> _WRITTEN INSTRUCTION_
Select the lines that hold the word "JSON" and copy each one.

> _STORED DATA_

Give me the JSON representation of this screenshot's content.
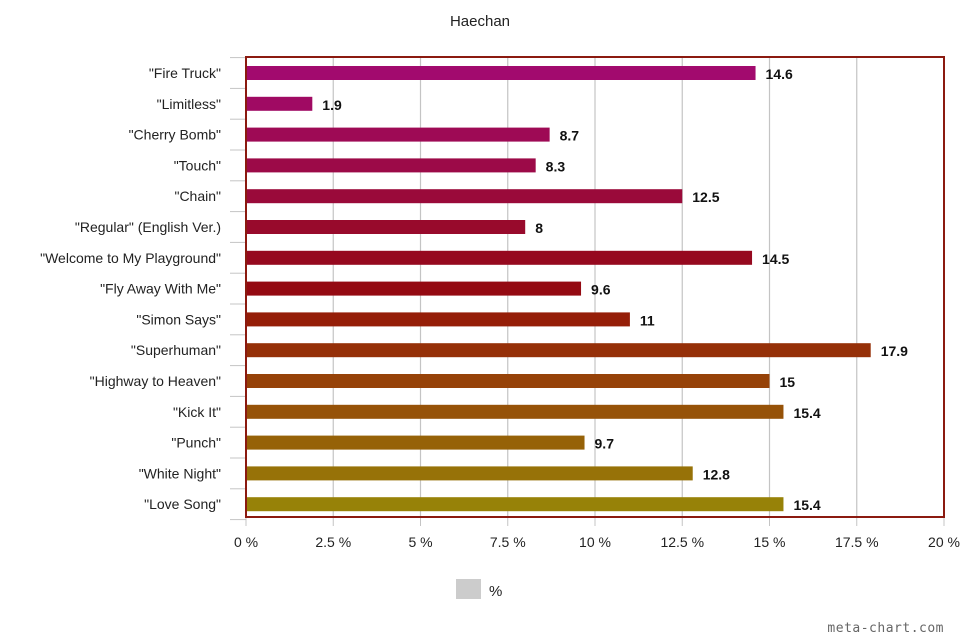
{
  "chart_data": {
    "type": "bar",
    "orientation": "horizontal",
    "title": "Haechan",
    "categories": [
      "\"Fire Truck\"",
      "\"Limitless\"",
      "\"Cherry Bomb\"",
      "\"Touch\"",
      "\"Chain\"",
      "\"Regular\" (English Ver.)",
      "\"Welcome to My Playground\"",
      "\"Fly Away With Me\"",
      "\"Simon Says\"",
      "\"Superhuman\"",
      "\"Highway to Heaven\"",
      "\"Kick It\"",
      "\"Punch\"",
      "\"White Night\"",
      "\"Love Song\""
    ],
    "values": [
      14.6,
      1.9,
      8.7,
      8.3,
      12.5,
      8,
      14.5,
      9.6,
      11,
      17.9,
      15,
      15.4,
      9.7,
      12.8,
      15.4
    ],
    "value_labels": [
      "14.6",
      "1.9",
      "8.7",
      "8.3",
      "12.5",
      "8",
      "14.5",
      "9.6",
      "11",
      "17.9",
      "15",
      "15.4",
      "9.7",
      "12.8",
      "15.4"
    ],
    "bar_colors": [
      "#a20a6e",
      "#a00a63",
      "#9e0a55",
      "#9c0a48",
      "#9a0a3a",
      "#980a2c",
      "#96091f",
      "#940a12",
      "#951e08",
      "#953008",
      "#964208",
      "#965208",
      "#966208",
      "#977208",
      "#978208"
    ],
    "xlim": [
      0,
      20
    ],
    "x_ticks": [
      0,
      2.5,
      5,
      7.5,
      10,
      12.5,
      15,
      17.5,
      20
    ],
    "x_tick_labels": [
      "0 %",
      "2.5 %",
      "5 %",
      "7.5 %",
      "10 %",
      "12.5 %",
      "15 %",
      "17.5 %",
      "20 %"
    ],
    "xlabel": "",
    "ylabel": "",
    "grid": true,
    "legend": {
      "position": "bottom",
      "entries": [
        {
          "label": "%",
          "color": "#cccccc"
        }
      ]
    },
    "frame_color": "#8b1a10"
  },
  "watermark": "meta-chart.com"
}
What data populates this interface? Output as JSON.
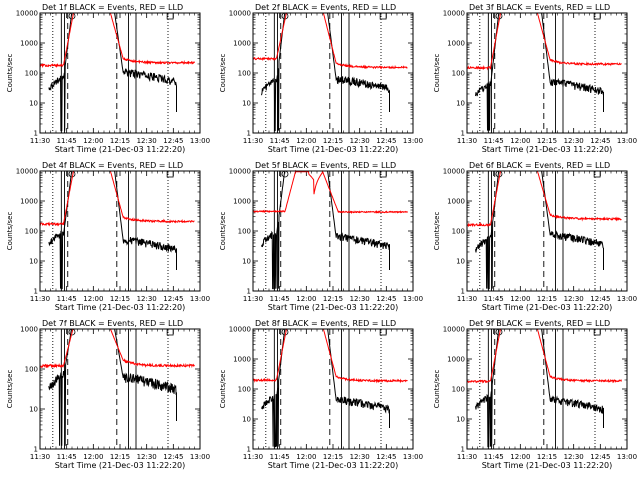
{
  "figure": {
    "background": "#ffffff",
    "colors": {
      "events": "#000000",
      "lld": "#ff0000",
      "axis": "#000000"
    }
  },
  "chart_data": [
    {
      "type": "line",
      "title": "Det 1f BLACK = Events, RED = LLD",
      "xlabel": "Start Time (21-Dec-03 11:22:20)",
      "ylabel": "Counts/sec",
      "ylim": [
        1,
        10000
      ],
      "yscale": "log",
      "xlim": [
        11.5,
        13.0
      ],
      "x_ticks": [
        "11:30",
        "11:45",
        "12:00",
        "12:15",
        "12:30",
        "12:45",
        "13:00"
      ],
      "y_ticks": [
        "1",
        "10",
        "100",
        "1000",
        "10000"
      ],
      "markers": {
        "dotted": [
          11.62,
          12.7
        ],
        "solid": [
          11.7,
          11.73,
          12.33,
          12.4
        ],
        "dashed": [
          11.76,
          12.22
        ]
      },
      "series": [
        {
          "name": "Events",
          "color": "#000000",
          "kind": "events",
          "base": 50,
          "tail": 85
        },
        {
          "name": "LLD",
          "color": "#ff0000",
          "kind": "lld",
          "base": 180,
          "tail": 200
        }
      ]
    },
    {
      "type": "line",
      "title": "Det 2f BLACK = Events, RED = LLD",
      "xlabel": "Start Time (21-Dec-03 11:22:20)",
      "ylabel": "Counts/sec",
      "ylim": [
        1,
        10000
      ],
      "yscale": "log",
      "xlim": [
        11.5,
        13.0
      ],
      "x_ticks": [
        "11:30",
        "11:45",
        "12:00",
        "12:15",
        "12:30",
        "12:45",
        "13:00"
      ],
      "y_ticks": [
        "1",
        "10",
        "100",
        "1000",
        "10000"
      ],
      "markers": {
        "dotted": [
          11.62,
          12.7
        ],
        "solid": [
          11.7,
          11.73,
          12.33,
          12.4
        ],
        "dashed": [
          11.76,
          12.22
        ]
      },
      "series": [
        {
          "name": "Events",
          "color": "#000000",
          "kind": "events",
          "base": 40,
          "tail": 50
        },
        {
          "name": "LLD",
          "color": "#ff0000",
          "kind": "lld",
          "base": 300,
          "tail": 140
        }
      ]
    },
    {
      "type": "line",
      "title": "Det 3f BLACK = Events, RED = LLD",
      "xlabel": "Start Time (21-Dec-03 11:22:20)",
      "ylabel": "Counts/sec",
      "ylim": [
        1,
        10000
      ],
      "yscale": "log",
      "xlim": [
        11.5,
        13.0
      ],
      "x_ticks": [
        "11:30",
        "11:45",
        "12:00",
        "12:15",
        "12:30",
        "12:45",
        "13:00"
      ],
      "y_ticks": [
        "1",
        "10",
        "100",
        "1000",
        "10000"
      ],
      "markers": {
        "dotted": [
          11.62,
          12.7
        ],
        "solid": [
          11.7,
          11.73,
          12.33,
          12.4
        ],
        "dashed": [
          11.76,
          12.22
        ]
      },
      "series": [
        {
          "name": "Events",
          "color": "#000000",
          "kind": "events",
          "base": 30,
          "tail": 40
        },
        {
          "name": "LLD",
          "color": "#ff0000",
          "kind": "lld",
          "base": 150,
          "tail": 180
        }
      ]
    },
    {
      "type": "line",
      "title": "Det 4f BLACK = Events, RED = LLD",
      "xlabel": "Start Time (21-Dec-03 11:22:20)",
      "ylabel": "Counts/sec",
      "ylim": [
        1,
        10000
      ],
      "yscale": "log",
      "xlim": [
        11.5,
        13.0
      ],
      "x_ticks": [
        "11:30",
        "11:45",
        "12:00",
        "12:15",
        "12:30",
        "12:45",
        "13:00"
      ],
      "y_ticks": [
        "1",
        "10",
        "100",
        "1000",
        "10000"
      ],
      "markers": {
        "dotted": [
          11.62,
          12.7
        ],
        "solid": [
          11.7,
          11.73,
          12.33,
          12.4
        ],
        "dashed": [
          11.76,
          12.22
        ]
      },
      "series": [
        {
          "name": "Events",
          "color": "#000000",
          "kind": "events",
          "base": 60,
          "tail": 40
        },
        {
          "name": "LLD",
          "color": "#ff0000",
          "kind": "lld",
          "base": 170,
          "tail": 190
        }
      ]
    },
    {
      "type": "line",
      "title": "Det 5f BLACK = Events, RED = LLD",
      "xlabel": "Start Time (21-Dec-03 11:22:20)",
      "ylabel": "Counts/sec",
      "ylim": [
        1,
        10000
      ],
      "yscale": "log",
      "xlim": [
        11.5,
        13.0
      ],
      "x_ticks": [
        "11:30",
        "11:45",
        "12:00",
        "12:15",
        "12:30",
        "12:45",
        "13:00"
      ],
      "y_ticks": [
        "1",
        "10",
        "100",
        "1000",
        "10000"
      ],
      "markers": {
        "dotted": [
          11.62,
          12.7
        ],
        "solid": [
          11.7,
          11.73,
          12.33,
          12.4
        ],
        "dashed": [
          11.76,
          12.22
        ]
      },
      "series": [
        {
          "name": "Events",
          "color": "#000000",
          "kind": "events",
          "base": 60,
          "tail": 50
        },
        {
          "name": "LLD",
          "color": "#ff0000",
          "kind": "lld5",
          "base": 450,
          "tail": 430
        }
      ]
    },
    {
      "type": "line",
      "title": "Det 6f BLACK = Events, RED = LLD",
      "xlabel": "Start Time (21-Dec-03 11:22:20)",
      "ylabel": "Counts/sec",
      "ylim": [
        1,
        10000
      ],
      "yscale": "log",
      "xlim": [
        11.5,
        13.0
      ],
      "x_ticks": [
        "11:30",
        "11:45",
        "12:00",
        "12:15",
        "12:30",
        "12:45",
        "13:00"
      ],
      "y_ticks": [
        "1",
        "10",
        "100",
        "1000",
        "10000"
      ],
      "markers": {
        "dotted": [
          11.62,
          12.7
        ],
        "solid": [
          11.7,
          11.73,
          12.33,
          12.4
        ],
        "dashed": [
          11.76,
          12.22
        ]
      },
      "series": [
        {
          "name": "Events",
          "color": "#000000",
          "kind": "events",
          "base": 40,
          "tail": 60
        },
        {
          "name": "LLD",
          "color": "#ff0000",
          "kind": "lld",
          "base": 160,
          "tail": 230
        }
      ]
    },
    {
      "type": "line",
      "title": "Det 7f BLACK = Events, RED = LLD",
      "xlabel": "Start Time (21-Dec-03 11:22:20)",
      "ylabel": "Counts/sec",
      "ylim": [
        1,
        1000
      ],
      "yscale": "log",
      "xlim": [
        11.5,
        13.0
      ],
      "x_ticks": [
        "11:30",
        "11:45",
        "12:00",
        "12:15",
        "12:30",
        "12:45",
        "13:00"
      ],
      "y_ticks": [
        "1",
        "10",
        "100",
        "1000"
      ],
      "markers": {
        "dotted": [
          11.62,
          12.7
        ],
        "solid": [
          11.7,
          11.73,
          12.33,
          12.4
        ],
        "dashed": [
          11.76,
          12.22
        ]
      },
      "series": [
        {
          "name": "Events",
          "color": "#000000",
          "kind": "events",
          "base": 50,
          "tail": 50
        },
        {
          "name": "LLD",
          "color": "#ff0000",
          "kind": "lld",
          "base": 120,
          "tail": 110
        }
      ]
    },
    {
      "type": "line",
      "title": "Det 8f BLACK = Events, RED = LLD",
      "xlabel": "Start Time (21-Dec-03 11:22:20)",
      "ylabel": "Counts/sec",
      "ylim": [
        1,
        10000
      ],
      "yscale": "log",
      "xlim": [
        11.5,
        13.0
      ],
      "x_ticks": [
        "11:30",
        "11:45",
        "12:00",
        "12:15",
        "12:30",
        "12:45",
        "13:00"
      ],
      "y_ticks": [
        "1",
        "10",
        "100",
        "1000",
        "10000"
      ],
      "markers": {
        "dotted": [
          11.62,
          12.7
        ],
        "solid": [
          11.7,
          11.73,
          12.33,
          12.4
        ],
        "dashed": [
          11.76,
          12.22
        ]
      },
      "series": [
        {
          "name": "Events",
          "color": "#000000",
          "kind": "events",
          "base": 40,
          "tail": 35
        },
        {
          "name": "LLD",
          "color": "#ff0000",
          "kind": "lld",
          "base": 200,
          "tail": 170
        }
      ]
    },
    {
      "type": "line",
      "title": "Det 9f BLACK = Events, RED = LLD",
      "xlabel": "Start Time (21-Dec-03 11:22:20)",
      "ylabel": "Counts/sec",
      "ylim": [
        1,
        10000
      ],
      "yscale": "log",
      "xlim": [
        11.5,
        13.0
      ],
      "x_ticks": [
        "11:30",
        "11:45",
        "12:00",
        "12:15",
        "12:30",
        "12:45",
        "13:00"
      ],
      "y_ticks": [
        "1",
        "10",
        "100",
        "1000",
        "10000"
      ],
      "markers": {
        "dotted": [
          11.62,
          12.7
        ],
        "solid": [
          11.7,
          11.73,
          12.33,
          12.4
        ],
        "dashed": [
          11.76,
          12.22
        ]
      },
      "series": [
        {
          "name": "Events",
          "color": "#000000",
          "kind": "events",
          "base": 40,
          "tail": 35
        },
        {
          "name": "LLD",
          "color": "#ff0000",
          "kind": "lld",
          "base": 180,
          "tail": 170
        }
      ]
    }
  ]
}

> _ANSWER FOR THIS EXERCISE_
Give me the JSON representation of this screenshot's content.
What data populates this interface? Output as JSON.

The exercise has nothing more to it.